§ Records provided
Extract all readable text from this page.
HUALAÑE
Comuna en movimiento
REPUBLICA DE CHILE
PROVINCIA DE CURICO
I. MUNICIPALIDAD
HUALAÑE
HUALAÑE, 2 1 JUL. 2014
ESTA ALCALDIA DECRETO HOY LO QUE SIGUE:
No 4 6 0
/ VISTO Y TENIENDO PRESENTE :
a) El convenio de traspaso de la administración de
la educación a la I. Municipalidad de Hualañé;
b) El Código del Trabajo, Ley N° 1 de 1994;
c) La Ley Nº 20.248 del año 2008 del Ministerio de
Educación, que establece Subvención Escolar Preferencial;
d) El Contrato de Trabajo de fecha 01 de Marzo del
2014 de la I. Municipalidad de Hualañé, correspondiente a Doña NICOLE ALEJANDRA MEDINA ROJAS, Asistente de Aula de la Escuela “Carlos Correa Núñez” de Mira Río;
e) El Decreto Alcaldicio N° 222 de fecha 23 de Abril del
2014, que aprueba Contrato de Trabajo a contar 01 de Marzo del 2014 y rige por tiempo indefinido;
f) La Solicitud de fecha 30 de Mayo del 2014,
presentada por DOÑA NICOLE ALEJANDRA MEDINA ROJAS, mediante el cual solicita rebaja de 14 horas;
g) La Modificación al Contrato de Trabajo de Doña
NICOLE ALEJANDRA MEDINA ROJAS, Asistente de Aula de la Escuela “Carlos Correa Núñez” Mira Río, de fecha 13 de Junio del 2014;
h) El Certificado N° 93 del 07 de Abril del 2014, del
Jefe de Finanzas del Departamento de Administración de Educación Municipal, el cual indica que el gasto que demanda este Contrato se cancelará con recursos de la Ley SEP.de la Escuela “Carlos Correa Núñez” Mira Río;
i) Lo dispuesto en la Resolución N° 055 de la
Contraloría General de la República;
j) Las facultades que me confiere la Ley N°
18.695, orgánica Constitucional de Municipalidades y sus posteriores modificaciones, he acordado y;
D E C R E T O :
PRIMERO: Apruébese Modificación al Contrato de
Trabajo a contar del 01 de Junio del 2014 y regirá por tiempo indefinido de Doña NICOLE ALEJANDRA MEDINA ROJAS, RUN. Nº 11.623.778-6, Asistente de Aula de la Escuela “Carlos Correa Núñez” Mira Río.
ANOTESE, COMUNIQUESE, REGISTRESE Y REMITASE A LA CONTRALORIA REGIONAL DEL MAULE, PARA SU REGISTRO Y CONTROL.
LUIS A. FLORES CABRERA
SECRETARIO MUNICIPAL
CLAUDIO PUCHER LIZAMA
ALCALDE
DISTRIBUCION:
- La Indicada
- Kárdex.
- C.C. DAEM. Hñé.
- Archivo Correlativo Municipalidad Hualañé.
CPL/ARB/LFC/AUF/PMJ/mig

§ Exercise description
Reproduce all of the data exactly as given.

§ Solved problem
Extract all readable text from this page.
HUALAÑE
Comuna en movimiento
REPUBLICA DE CHILE
PROVINCIA DE CURICO
I. MUNICIPALIDAD
HUALAÑE
HUALAÑE, 2 1 JUL. 2014
ESTA ALCALDIA DECRETO HOY LO QUE SIGUE:
No 4 6 0
/ VISTO Y TENIENDO PRESENTE :
a) El convenio de traspaso de la administración de
la educación a la I. Municipalidad de Hualañé;
b) El Código del Trabajo, Ley N° 1 de 1994;
c) La Ley Nº 20.248 del año 2008 del Ministerio de
Educación, que establece Subvención Escolar Preferencial;
d) El Contrato de Trabajo de fecha 01 de Marzo del
2014 de la I. Municipalidad de Hualañé, correspondiente a Doña NICOLE ALEJANDRA MEDINA ROJAS, Asistente de Aula de la Escuela “Carlos Correa Núñez” de Mira Río;
e) El Decreto Alcaldicio N° 222 de fecha 23 de Abril del
2014, que aprueba Contrato de Trabajo a contar 01 de Marzo del 2014 y rige por tiempo indefinido;
f) La Solicitud de fecha 30 de Mayo del 2014,
presentada por DOÑA NICOLE ALEJANDRA MEDINA ROJAS, mediante el cual solicita rebaja de 14 horas;
g) La Modificación al Contrato de Trabajo de Doña
NICOLE ALEJANDRA MEDINA ROJAS, Asistente de Aula de la Escuela “Carlos Correa Núñez” Mira Río, de fecha 13 de Junio del 2014;
h) El Certificado N° 93 del 07 de Abril del 2014, del
Jefe de Finanzas del Departamento de Administración de Educación Municipal, el cual indica que el gasto que demanda este Contrato se cancelará con recursos de la Ley SEP.de la Escuela “Carlos Correa Núñez” Mira Río;
i) Lo dispuesto en la Resolución N° 055 de la
Contraloría General de la República;
j) Las facultades que me confiere la Ley N°
18.695, orgánica Constitucional de Municipalidades y sus posteriores modificaciones, he acordado y;
D E C R E T O :
PRIMERO: Apruébese Modificación al Contrato de
Trabajo a contar del 01 de Junio del 2014 y regirá por tiempo indefinido de Doña NICOLE ALEJANDRA MEDINA ROJAS, RUN. Nº 11.623.778-6, Asistente de Aula de la Escuela “Carlos Correa Núñez” Mira Río.
ANOTESE, COMUNIQUESE, REGISTRESE Y REMITASE A LA CONTRALORIA REGIONAL DEL MAULE, PARA SU REGISTRO Y CONTROL.
LUIS A. FLORES CABRERA
SECRETARIO MUNICIPAL
CLAUDIO PUCHER LIZAMA
ALCALDE
DISTRIBUCION:
- La Indicada
- Kárdex.
- C.C. DAEM. Hñé.
- Archivo Correlativo Municipalidad Hualañé.
CPL/ARB/LFC/AUF/PMJ/mig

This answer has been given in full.